TASK DESCRIPTION »
Extract the records in full, leaving every picture out.
___ INFORMATION GIVEN
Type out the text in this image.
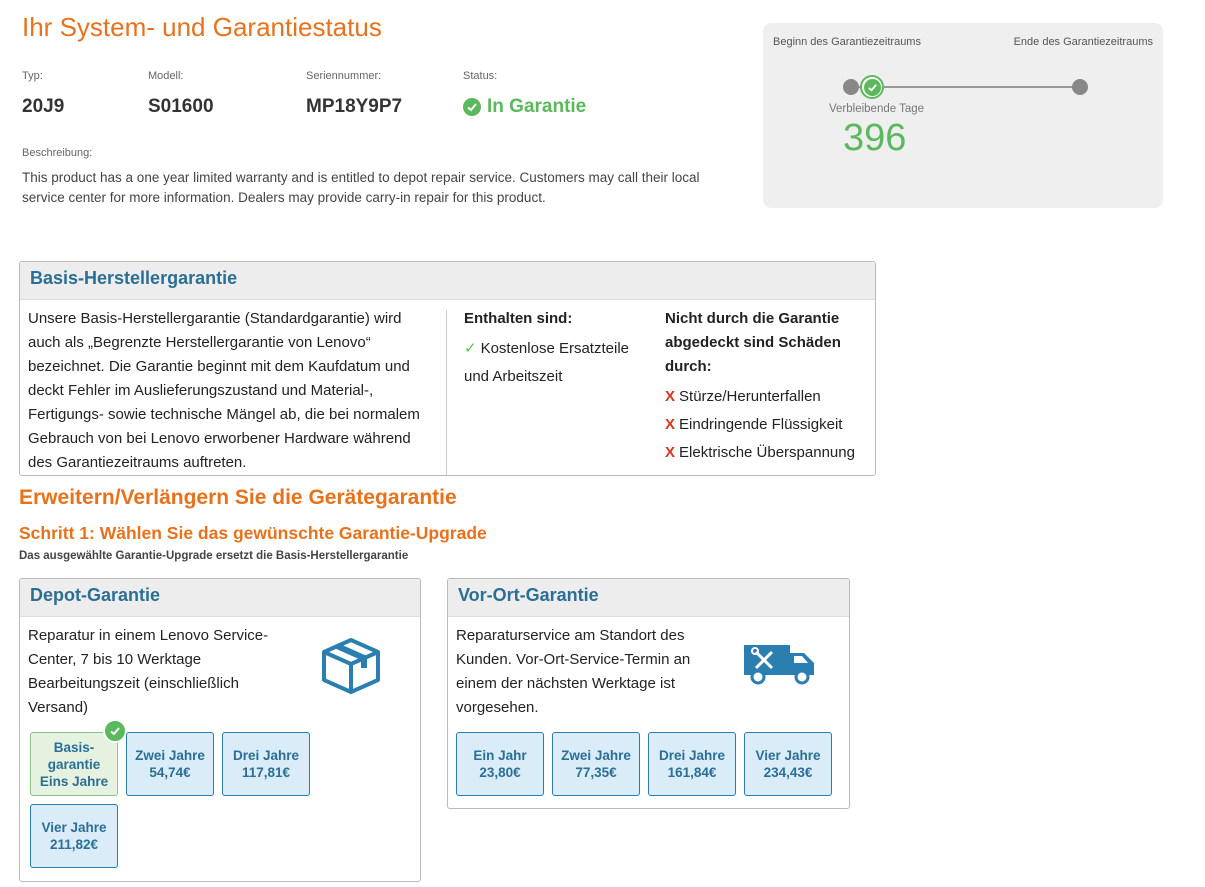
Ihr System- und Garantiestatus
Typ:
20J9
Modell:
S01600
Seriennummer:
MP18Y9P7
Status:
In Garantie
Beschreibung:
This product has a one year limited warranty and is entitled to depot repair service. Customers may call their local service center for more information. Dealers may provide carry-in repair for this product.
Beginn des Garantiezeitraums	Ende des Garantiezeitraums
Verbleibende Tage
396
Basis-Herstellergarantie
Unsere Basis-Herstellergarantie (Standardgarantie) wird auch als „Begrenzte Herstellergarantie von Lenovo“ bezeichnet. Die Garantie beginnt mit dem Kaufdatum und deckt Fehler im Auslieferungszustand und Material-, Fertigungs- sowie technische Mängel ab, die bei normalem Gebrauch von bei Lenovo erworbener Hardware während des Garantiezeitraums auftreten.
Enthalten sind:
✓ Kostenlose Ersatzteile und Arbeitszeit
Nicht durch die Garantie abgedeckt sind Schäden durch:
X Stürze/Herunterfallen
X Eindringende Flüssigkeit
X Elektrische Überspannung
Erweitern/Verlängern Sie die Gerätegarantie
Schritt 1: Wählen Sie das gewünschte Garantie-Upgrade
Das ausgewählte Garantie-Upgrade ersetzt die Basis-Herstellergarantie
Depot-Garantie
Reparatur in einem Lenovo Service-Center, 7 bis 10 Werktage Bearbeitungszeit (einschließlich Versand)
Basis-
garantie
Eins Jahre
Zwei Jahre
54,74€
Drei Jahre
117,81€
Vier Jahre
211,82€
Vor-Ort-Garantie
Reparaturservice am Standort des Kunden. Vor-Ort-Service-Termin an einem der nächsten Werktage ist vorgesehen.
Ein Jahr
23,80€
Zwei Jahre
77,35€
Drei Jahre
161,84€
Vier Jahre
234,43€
______
WRITTEN REPLY »
Type out the text in this image.
Ihr System- und Garantiestatus
Typ:
20J9
Modell:
S01600
Seriennummer:
MP18Y9P7
Status:
In Garantie
Beschreibung:
This product has a one year limited warranty and is entitled to depot repair service. Customers may call their local service center for more information. Dealers may provide carry-in repair for this product.
Beginn des Garantiezeitraums	Ende des Garantiezeitraums
Verbleibende Tage
396
Basis-Herstellergarantie
Unsere Basis-Herstellergarantie (Standardgarantie) wird auch als „Begrenzte Herstellergarantie von Lenovo“ bezeichnet. Die Garantie beginnt mit dem Kaufdatum und deckt Fehler im Auslieferungszustand und Material-, Fertigungs- sowie technische Mängel ab, die bei normalem Gebrauch von bei Lenovo erworbener Hardware während des Garantiezeitraums auftreten.
Enthalten sind:
✓ Kostenlose Ersatzteile und Arbeitszeit
Nicht durch die Garantie abgedeckt sind Schäden durch:
X Stürze/Herunterfallen
X Eindringende Flüssigkeit
X Elektrische Überspannung
Erweitern/Verlängern Sie die Gerätegarantie
Schritt 1: Wählen Sie das gewünschte Garantie-Upgrade
Das ausgewählte Garantie-Upgrade ersetzt die Basis-Herstellergarantie
Depot-Garantie
Reparatur in einem Lenovo Service-Center, 7 bis 10 Werktage Bearbeitungszeit (einschließlich Versand)
Basis-
garantie
Eins Jahre
Zwei Jahre
54,74€
Drei Jahre
117,81€
Vier Jahre
211,82€
Vor-Ort-Garantie
Reparaturservice am Standort des Kunden. Vor-Ort-Service-Termin an einem der nächsten Werktage ist vorgesehen.
Ein Jahr
23,80€
Zwei Jahre
77,35€
Drei Jahre
161,84€
Vier Jahre
234,43€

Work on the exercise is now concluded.